Short problem - Count every line below that contains "this", then state the total with no other output.

-----

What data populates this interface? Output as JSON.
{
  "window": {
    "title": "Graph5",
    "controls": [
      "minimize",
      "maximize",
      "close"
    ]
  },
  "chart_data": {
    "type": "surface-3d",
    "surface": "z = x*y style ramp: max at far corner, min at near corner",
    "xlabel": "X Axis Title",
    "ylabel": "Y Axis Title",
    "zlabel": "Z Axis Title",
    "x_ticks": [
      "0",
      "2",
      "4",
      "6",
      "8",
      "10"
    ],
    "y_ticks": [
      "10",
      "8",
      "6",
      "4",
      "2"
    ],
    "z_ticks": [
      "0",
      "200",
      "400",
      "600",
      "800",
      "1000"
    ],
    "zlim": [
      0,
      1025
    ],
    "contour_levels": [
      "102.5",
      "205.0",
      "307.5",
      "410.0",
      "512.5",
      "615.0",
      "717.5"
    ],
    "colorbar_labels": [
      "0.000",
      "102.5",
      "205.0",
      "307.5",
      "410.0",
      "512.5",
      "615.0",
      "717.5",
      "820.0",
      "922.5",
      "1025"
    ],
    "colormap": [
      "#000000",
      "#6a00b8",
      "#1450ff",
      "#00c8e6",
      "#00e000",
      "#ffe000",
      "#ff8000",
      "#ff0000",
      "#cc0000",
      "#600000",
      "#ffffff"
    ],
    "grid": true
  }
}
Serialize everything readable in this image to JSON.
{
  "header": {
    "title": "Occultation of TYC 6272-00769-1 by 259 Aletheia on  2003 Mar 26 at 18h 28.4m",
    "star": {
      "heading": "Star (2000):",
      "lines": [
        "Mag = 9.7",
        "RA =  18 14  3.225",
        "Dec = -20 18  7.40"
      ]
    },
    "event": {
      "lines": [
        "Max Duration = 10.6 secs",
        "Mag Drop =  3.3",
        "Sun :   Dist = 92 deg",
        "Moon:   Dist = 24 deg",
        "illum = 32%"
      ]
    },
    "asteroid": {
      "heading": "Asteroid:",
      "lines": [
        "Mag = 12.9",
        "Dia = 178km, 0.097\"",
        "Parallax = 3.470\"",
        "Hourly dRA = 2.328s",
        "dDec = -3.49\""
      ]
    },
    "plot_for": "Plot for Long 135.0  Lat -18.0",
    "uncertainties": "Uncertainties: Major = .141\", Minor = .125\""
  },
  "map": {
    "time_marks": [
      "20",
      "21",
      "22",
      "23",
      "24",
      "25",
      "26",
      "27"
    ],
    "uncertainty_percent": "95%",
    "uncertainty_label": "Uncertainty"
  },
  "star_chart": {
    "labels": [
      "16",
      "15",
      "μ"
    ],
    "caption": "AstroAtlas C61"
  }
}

-----

Exercise result - 2